WRITTEN REQUEST: Go through the data below. Pull out every line that has the word "Yürütülmesi".

···

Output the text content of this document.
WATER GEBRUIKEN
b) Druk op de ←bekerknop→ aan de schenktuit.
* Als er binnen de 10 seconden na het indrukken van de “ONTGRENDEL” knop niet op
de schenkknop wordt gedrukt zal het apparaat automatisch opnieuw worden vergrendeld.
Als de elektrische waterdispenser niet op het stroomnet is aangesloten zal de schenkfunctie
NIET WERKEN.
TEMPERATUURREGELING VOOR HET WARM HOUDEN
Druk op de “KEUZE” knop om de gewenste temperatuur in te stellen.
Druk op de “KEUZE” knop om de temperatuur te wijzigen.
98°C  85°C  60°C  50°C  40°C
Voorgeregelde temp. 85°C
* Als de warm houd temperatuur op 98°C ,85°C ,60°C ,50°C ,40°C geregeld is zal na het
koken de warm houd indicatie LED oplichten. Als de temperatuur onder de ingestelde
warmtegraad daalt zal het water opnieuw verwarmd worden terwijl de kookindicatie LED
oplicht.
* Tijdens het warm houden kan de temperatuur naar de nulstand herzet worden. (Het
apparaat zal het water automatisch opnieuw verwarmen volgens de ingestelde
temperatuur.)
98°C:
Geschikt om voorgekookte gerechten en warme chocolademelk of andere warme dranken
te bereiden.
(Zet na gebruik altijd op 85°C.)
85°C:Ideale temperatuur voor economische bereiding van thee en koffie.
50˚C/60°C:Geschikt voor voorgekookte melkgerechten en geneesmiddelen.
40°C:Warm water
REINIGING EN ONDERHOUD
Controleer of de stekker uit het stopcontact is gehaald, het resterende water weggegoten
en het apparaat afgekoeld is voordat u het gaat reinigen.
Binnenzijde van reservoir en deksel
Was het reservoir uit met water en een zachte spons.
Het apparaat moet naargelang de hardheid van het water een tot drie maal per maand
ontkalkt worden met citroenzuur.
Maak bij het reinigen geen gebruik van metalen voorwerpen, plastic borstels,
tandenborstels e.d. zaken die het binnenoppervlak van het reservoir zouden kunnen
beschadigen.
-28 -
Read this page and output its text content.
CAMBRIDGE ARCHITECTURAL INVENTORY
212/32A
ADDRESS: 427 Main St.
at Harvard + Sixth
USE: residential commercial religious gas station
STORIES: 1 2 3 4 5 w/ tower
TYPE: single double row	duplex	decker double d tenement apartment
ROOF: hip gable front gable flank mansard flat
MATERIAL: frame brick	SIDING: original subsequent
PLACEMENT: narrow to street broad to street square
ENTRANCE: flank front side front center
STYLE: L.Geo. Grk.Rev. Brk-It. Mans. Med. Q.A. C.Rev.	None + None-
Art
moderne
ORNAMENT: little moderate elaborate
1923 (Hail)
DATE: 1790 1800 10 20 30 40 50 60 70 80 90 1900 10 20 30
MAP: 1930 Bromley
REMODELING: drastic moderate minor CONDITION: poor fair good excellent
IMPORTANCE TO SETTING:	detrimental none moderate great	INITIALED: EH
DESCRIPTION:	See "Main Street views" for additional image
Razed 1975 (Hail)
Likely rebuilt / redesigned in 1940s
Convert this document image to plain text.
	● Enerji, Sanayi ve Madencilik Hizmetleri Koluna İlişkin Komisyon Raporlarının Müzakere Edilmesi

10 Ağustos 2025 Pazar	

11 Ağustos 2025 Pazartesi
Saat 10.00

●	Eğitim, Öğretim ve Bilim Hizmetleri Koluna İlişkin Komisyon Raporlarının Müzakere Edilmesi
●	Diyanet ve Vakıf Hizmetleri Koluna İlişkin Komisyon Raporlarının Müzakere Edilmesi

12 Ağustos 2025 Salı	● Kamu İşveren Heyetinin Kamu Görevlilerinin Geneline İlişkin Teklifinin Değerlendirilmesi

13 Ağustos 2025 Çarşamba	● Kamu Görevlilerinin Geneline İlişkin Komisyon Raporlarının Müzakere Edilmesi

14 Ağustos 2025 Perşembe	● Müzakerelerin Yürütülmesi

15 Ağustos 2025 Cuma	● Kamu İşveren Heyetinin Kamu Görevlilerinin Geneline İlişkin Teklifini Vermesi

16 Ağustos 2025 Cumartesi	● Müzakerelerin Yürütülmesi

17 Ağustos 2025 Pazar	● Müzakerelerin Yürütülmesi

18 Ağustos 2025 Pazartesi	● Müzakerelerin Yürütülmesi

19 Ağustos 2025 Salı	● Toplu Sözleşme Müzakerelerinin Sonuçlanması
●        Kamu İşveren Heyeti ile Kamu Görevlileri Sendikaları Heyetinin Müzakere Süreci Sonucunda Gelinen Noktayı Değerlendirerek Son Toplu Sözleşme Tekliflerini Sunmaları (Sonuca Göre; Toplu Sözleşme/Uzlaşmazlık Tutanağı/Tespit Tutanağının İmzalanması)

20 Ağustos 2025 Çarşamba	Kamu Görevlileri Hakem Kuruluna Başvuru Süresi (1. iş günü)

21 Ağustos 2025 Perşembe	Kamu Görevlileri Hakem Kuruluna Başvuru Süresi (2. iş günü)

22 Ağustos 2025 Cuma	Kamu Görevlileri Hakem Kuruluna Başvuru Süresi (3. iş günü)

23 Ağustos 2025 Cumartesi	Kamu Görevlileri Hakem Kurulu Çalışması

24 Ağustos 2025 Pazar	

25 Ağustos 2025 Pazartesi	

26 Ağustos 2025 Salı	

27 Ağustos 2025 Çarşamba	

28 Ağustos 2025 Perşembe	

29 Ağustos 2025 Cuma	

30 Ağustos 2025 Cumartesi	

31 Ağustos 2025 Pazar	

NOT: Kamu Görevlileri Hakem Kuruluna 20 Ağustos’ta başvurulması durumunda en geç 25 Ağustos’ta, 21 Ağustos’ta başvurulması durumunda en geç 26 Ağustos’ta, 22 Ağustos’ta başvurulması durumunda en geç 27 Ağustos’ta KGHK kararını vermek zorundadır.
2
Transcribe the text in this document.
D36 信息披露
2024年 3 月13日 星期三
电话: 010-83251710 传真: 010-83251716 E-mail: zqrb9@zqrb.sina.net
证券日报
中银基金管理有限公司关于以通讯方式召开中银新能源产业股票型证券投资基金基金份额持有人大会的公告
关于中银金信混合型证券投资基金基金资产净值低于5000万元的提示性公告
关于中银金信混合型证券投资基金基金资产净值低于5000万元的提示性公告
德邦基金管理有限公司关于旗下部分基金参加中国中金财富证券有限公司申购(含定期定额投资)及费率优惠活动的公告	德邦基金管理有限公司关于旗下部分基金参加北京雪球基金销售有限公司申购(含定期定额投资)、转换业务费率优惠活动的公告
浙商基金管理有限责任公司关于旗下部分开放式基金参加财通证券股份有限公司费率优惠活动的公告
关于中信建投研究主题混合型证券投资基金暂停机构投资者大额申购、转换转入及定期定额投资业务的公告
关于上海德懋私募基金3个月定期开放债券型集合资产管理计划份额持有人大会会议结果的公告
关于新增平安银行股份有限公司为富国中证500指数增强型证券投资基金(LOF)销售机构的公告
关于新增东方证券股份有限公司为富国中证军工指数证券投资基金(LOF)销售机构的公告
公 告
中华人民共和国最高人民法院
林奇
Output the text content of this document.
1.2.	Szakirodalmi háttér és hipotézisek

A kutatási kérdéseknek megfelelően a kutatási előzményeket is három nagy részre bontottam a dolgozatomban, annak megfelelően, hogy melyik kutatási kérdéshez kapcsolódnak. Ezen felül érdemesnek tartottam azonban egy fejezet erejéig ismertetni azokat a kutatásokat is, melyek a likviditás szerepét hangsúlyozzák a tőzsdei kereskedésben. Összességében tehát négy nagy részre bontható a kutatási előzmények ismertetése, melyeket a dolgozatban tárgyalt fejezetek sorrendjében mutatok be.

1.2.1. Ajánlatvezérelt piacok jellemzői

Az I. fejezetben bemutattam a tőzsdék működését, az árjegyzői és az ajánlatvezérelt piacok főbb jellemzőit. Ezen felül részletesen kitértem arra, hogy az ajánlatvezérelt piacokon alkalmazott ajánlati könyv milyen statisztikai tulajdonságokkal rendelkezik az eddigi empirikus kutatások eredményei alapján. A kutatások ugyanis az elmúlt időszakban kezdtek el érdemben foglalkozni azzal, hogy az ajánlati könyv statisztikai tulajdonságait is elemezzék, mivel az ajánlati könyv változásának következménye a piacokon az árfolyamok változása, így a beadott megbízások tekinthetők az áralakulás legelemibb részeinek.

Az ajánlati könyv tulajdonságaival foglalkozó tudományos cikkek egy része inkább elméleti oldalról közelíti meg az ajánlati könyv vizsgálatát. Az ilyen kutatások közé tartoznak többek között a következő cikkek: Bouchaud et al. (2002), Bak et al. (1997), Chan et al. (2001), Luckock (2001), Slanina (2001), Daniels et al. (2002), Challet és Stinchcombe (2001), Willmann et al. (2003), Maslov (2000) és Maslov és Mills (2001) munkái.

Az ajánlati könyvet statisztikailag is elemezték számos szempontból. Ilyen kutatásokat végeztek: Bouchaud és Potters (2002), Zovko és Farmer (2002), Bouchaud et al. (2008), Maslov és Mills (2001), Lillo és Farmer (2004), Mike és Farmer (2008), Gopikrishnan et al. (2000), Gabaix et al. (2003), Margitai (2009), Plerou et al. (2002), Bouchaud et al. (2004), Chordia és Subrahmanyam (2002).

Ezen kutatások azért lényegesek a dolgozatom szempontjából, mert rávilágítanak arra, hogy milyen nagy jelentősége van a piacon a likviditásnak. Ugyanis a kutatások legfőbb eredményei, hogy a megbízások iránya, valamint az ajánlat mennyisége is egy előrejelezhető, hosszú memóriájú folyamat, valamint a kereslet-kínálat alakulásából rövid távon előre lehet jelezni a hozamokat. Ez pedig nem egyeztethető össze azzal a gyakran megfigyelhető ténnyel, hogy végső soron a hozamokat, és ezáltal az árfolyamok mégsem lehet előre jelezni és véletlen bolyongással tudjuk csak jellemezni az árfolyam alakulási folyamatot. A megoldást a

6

···

TASK RESULT:
14 Ağustos 2025 Perşembe	● Müzakerelerin Yürütülmesi
16 Ağustos 2025 Cumartesi	● Müzakerelerin Yürütülmesi
17 Ağustos 2025 Pazar	● Müzakerelerin Yürütülmesi
18 Ağustos 2025 Pazartesi	● Müzakerelerin Yürütülmesi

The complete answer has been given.